What the task requires =
Transcribe the listing verbatim. Do not carry over any pictures.

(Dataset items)
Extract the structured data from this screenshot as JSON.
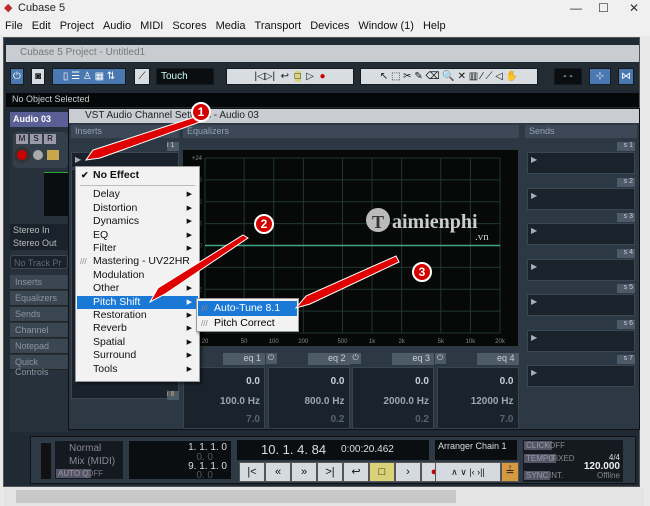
{
  "app": {
    "title": "Cubase 5",
    "menu": [
      "File",
      "Edit",
      "Project",
      "Audio",
      "MIDI",
      "Scores",
      "Media",
      "Transport",
      "Devices",
      "Window (1)",
      "Help"
    ]
  },
  "project": {
    "title": "Cubase 5 Project - Untitled1",
    "automation_mode": "Touch",
    "status": "No Object Selected"
  },
  "inspector": {
    "track": "Audio 03",
    "buttons": [
      "M",
      "S",
      "R"
    ],
    "input": "Stereo In",
    "output": "Stereo Out",
    "preset_placeholder": "No Track Pr",
    "sections": [
      "Inserts",
      "Equalizers",
      "Sends",
      "Channel",
      "Notepad",
      "Quick Controls"
    ]
  },
  "dialog": {
    "title": "VST Audio Channel Settings - Audio 03",
    "inserts_label": "Inserts",
    "eq_label": "Equalizers",
    "sends_label": "Sends",
    "slot_first": "i 1",
    "slot_last": "i 8",
    "eq_y_ticks": [
      "+24",
      "18",
      "12",
      "6",
      "0",
      "-12"
    ],
    "eq_x_ticks": [
      "20",
      "50",
      "100",
      "200",
      "500",
      "1k",
      "2k",
      "5k",
      "10k",
      "20k"
    ],
    "bands": [
      {
        "label": "eq 1",
        "gain": "0.0",
        "freq": "100.0 Hz",
        "q": "7.0"
      },
      {
        "label": "eq 2",
        "gain": "0.0",
        "freq": "800.0 Hz",
        "q": "0.2"
      },
      {
        "label": "eq 3",
        "gain": "0.0",
        "freq": "2000.0 Hz",
        "q": "0.2"
      },
      {
        "label": "eq 4",
        "gain": "0.0",
        "freq": "12000 Hz",
        "q": "7.0"
      }
    ],
    "sends": [
      "s 1",
      "s 2",
      "s 3",
      "s 4",
      "s 5",
      "s 6",
      "s 7"
    ]
  },
  "context_menu": {
    "items": [
      {
        "label": "No Effect",
        "checked": true
      },
      {
        "label": "Delay",
        "sub": true
      },
      {
        "label": "Distortion",
        "sub": true
      },
      {
        "label": "Dynamics",
        "sub": true
      },
      {
        "label": "EQ",
        "sub": true
      },
      {
        "label": "Filter",
        "sub": true
      },
      {
        "label": "Mastering - UV22HR",
        "plugin": true
      },
      {
        "label": "Modulation"
      },
      {
        "label": "Other",
        "sub": true
      },
      {
        "label": "Pitch Shift",
        "sub": true,
        "selected": true
      },
      {
        "label": "Restoration",
        "sub": true
      },
      {
        "label": "Reverb",
        "sub": true
      },
      {
        "label": "Spatial",
        "sub": true
      },
      {
        "label": "Surround",
        "sub": true
      },
      {
        "label": "Tools",
        "sub": true
      }
    ],
    "submenu": [
      {
        "label": "Auto-Tune 8.1",
        "selected": true
      },
      {
        "label": "Pitch Correct"
      }
    ]
  },
  "transport": {
    "mode1": "Normal",
    "mode2": "Mix (MIDI)",
    "auto_q": "AUTO Q",
    "auto_q_val": "OFF",
    "left_locator": "1. 1. 1.   0",
    "right_locator": "9. 1. 1.   0",
    "sub1": "0.   0",
    "sub2": "0.   0",
    "position": "10. 1. 4. 84",
    "time": "0:00:20.462",
    "arranger": "Arranger Chain 1",
    "click": "CLICK",
    "click_val": "OFF",
    "tempo": "TEMPO",
    "tempo_mode": "FIXED",
    "signature": "4/4",
    "bpm": "120.000",
    "sync": "SYNC",
    "sync_mode": "INT.",
    "sync_state": "Offline"
  },
  "watermark": {
    "text": "Taimienphi",
    ".vn": ".vn"
  },
  "annotations": [
    "1",
    "2",
    "3"
  ],
  "colors": {
    "accent": "#1a78d6",
    "arrow": "#e00000",
    "eq_line": "#3fa58a"
  }
}
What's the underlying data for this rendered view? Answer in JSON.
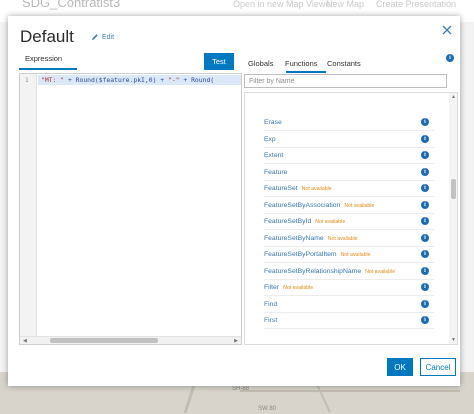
{
  "background": {
    "app_title": "SDG_Contratist3",
    "links": [
      "Open in new Map Viewer",
      "New Map",
      "Create Presentation"
    ],
    "map_labels": [
      "SH-88",
      "SW 80"
    ]
  },
  "modal": {
    "title": "Default",
    "edit_label": "Edit",
    "expression_tab": "Expression",
    "test_button": "Test",
    "line_number": "1",
    "code": {
      "s1": "\"MT: \"",
      "p1": " + Round($feature.pkI,0) + ",
      "s2": "\"-\"",
      "p2": " + Round("
    },
    "tabs": [
      "Globals",
      "Functions",
      "Constants"
    ],
    "active_tab": "Functions",
    "filter_placeholder": "Filter by Name",
    "not_available": "Not available",
    "functions": [
      {
        "name": "Erase",
        "available": true
      },
      {
        "name": "Exp",
        "available": true
      },
      {
        "name": "Extent",
        "available": true
      },
      {
        "name": "Feature",
        "available": true
      },
      {
        "name": "FeatureSet",
        "available": false
      },
      {
        "name": "FeatureSetByAssociation",
        "available": false
      },
      {
        "name": "FeatureSetById",
        "available": false
      },
      {
        "name": "FeatureSetByName",
        "available": false
      },
      {
        "name": "FeatureSetByPortalItem",
        "available": false
      },
      {
        "name": "FeatureSetByRelationshipName",
        "available": false
      },
      {
        "name": "Filter",
        "available": false
      },
      {
        "name": "Find",
        "available": true
      },
      {
        "name": "First",
        "available": true
      }
    ],
    "ok_button": "OK",
    "cancel_button": "Cancel"
  },
  "colors": {
    "accent": "#0079c1",
    "link": "#3576b5",
    "not_available": "#e58a17",
    "info_icon": "#1a6bb5"
  },
  "icons": {
    "close": "close-icon",
    "edit": "pencil-icon",
    "info": "info-icon"
  }
}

Expected answer =
Extract the structured data from this screenshot as JSON.
{
  "app": {
    "title": "Cubase 5",
    "menu": [
      "File",
      "Edit",
      "Project",
      "Audio",
      "MIDI",
      "Scores",
      "Media",
      "Transport",
      "Devices",
      "Window (1)",
      "Help"
    ]
  },
  "project": {
    "title": "Cubase 5 Project - Untitled1",
    "automation_mode": "Touch",
    "status": "No Object Selected"
  },
  "inspector": {
    "track": "Audio 03",
    "buttons": [
      "M",
      "S",
      "R"
    ],
    "input": "Stereo In",
    "output": "Stereo Out",
    "preset_placeholder": "No Track Pr",
    "sections": [
      "Inserts",
      "Equalizers",
      "Sends",
      "Channel",
      "Notepad",
      "Quick Controls"
    ]
  },
  "dialog": {
    "title": "VST Audio Channel Settings - Audio 03",
    "inserts_label": "Inserts",
    "eq_label": "Equalizers",
    "sends_label": "Sends",
    "slot_first": "i 1",
    "slot_last": "i 8",
    "eq_y_ticks": [
      "+24",
      "18",
      "12",
      "6",
      "0",
      "-12"
    ],
    "eq_x_ticks": [
      "20",
      "50",
      "100",
      "200",
      "500",
      "1k",
      "2k",
      "5k",
      "10k",
      "20k"
    ],
    "bands": [
      {
        "label": "eq 1",
        "gain": "0.0",
        "freq": "100.0 Hz",
        "q": "7.0"
      },
      {
        "label": "eq 2",
        "gain": "0.0",
        "freq": "800.0 Hz",
        "q": "0.2"
      },
      {
        "label": "eq 3",
        "gain": "0.0",
        "freq": "2000.0 Hz",
        "q": "0.2"
      },
      {
        "label": "eq 4",
        "gain": "0.0",
        "freq": "12000 Hz",
        "q": "7.0"
      }
    ],
    "sends": [
      "s 1",
      "s 2",
      "s 3",
      "s 4",
      "s 5",
      "s 6",
      "s 7"
    ]
  },
  "context_menu": {
    "items": [
      {
        "label": "No Effect",
        "checked": true
      },
      {
        "label": "Delay",
        "sub": true
      },
      {
        "label": "Distortion",
        "sub": true
      },
      {
        "label": "Dynamics",
        "sub": true
      },
      {
        "label": "EQ",
        "sub": true
      },
      {
        "label": "Filter",
        "sub": true
      },
      {
        "label": "Mastering - UV22HR",
        "plugin": true
      },
      {
        "label": "Modulation"
      },
      {
        "label": "Other",
        "sub": true
      },
      {
        "label": "Pitch Shift",
        "sub": true,
        "selected": true
      },
      {
        "label": "Restoration",
        "sub": true
      },
      {
        "label": "Reverb",
        "sub": true
      },
      {
        "label": "Spatial",
        "sub": true
      },
      {
        "label": "Surround",
        "sub": true
      },
      {
        "label": "Tools",
        "sub": true
      }
    ],
    "submenu": [
      {
        "label": "Auto-Tune 8.1",
        "selected": true
      },
      {
        "label": "Pitch Correct"
      }
    ]
  },
  "transport": {
    "mode1": "Normal",
    "mode2": "Mix (MIDI)",
    "auto_q": "AUTO Q",
    "auto_q_val": "OFF",
    "left_locator": "1. 1. 1.   0",
    "right_locator": "9. 1. 1.   0",
    "sub1": "0.   0",
    "sub2": "0.   0",
    "position": "10. 1. 4. 84",
    "time": "0:00:20.462",
    "arranger": "Arranger Chain 1",
    "click": "CLICK",
    "click_val": "OFF",
    "tempo": "TEMPO",
    "tempo_mode": "FIXED",
    "signature": "4/4",
    "bpm": "120.000",
    "sync": "SYNC",
    "sync_mode": "INT.",
    "sync_state": "Offline"
  },
  "watermark": {
    "text": "Taimienphi",
    ".vn": ".vn"
  },
  "annotations": [
    "1",
    "2",
    "3"
  ],
  "colors": {
    "accent": "#1a78d6",
    "arrow": "#e00000",
    "eq_line": "#3fa58a"
  }
}
What's the underlying data for this rendered view? Answer in JSON.
{
  "background": {
    "app_title": "SDG_Contratist3",
    "links": [
      "Open in new Map Viewer",
      "New Map",
      "Create Presentation"
    ],
    "map_labels": [
      "SH-88",
      "SW 80"
    ]
  },
  "modal": {
    "title": "Default",
    "edit_label": "Edit",
    "expression_tab": "Expression",
    "test_button": "Test",
    "line_number": "1",
    "code": {
      "s1": "\"MT: \"",
      "p1": " + Round($feature.pkI,0) + ",
      "s2": "\"-\"",
      "p2": " + Round("
    },
    "tabs": [
      "Globals",
      "Functions",
      "Constants"
    ],
    "active_tab": "Functions",
    "filter_placeholder": "Filter by Name",
    "not_available": "Not available",
    "functions": [
      {
        "name": "Erase",
        "available": true
      },
      {
        "name": "Exp",
        "available": true
      },
      {
        "name": "Extent",
        "available": true
      },
      {
        "name": "Feature",
        "available": true
      },
      {
        "name": "FeatureSet",
        "available": false
      },
      {
        "name": "FeatureSetByAssociation",
        "available": false
      },
      {
        "name": "FeatureSetById",
        "available": false
      },
      {
        "name": "FeatureSetByName",
        "available": false
      },
      {
        "name": "FeatureSetByPortalItem",
        "available": false
      },
      {
        "name": "FeatureSetByRelationshipName",
        "available": false
      },
      {
        "name": "Filter",
        "available": false
      },
      {
        "name": "Find",
        "available": true
      },
      {
        "name": "First",
        "available": true
      }
    ],
    "ok_button": "OK",
    "cancel_button": "Cancel"
  },
  "colors": {
    "accent": "#0079c1",
    "link": "#3576b5",
    "not_available": "#e58a17",
    "info_icon": "#1a6bb5"
  },
  "icons": {
    "close": "close-icon",
    "edit": "pencil-icon",
    "info": "info-icon"
  }
}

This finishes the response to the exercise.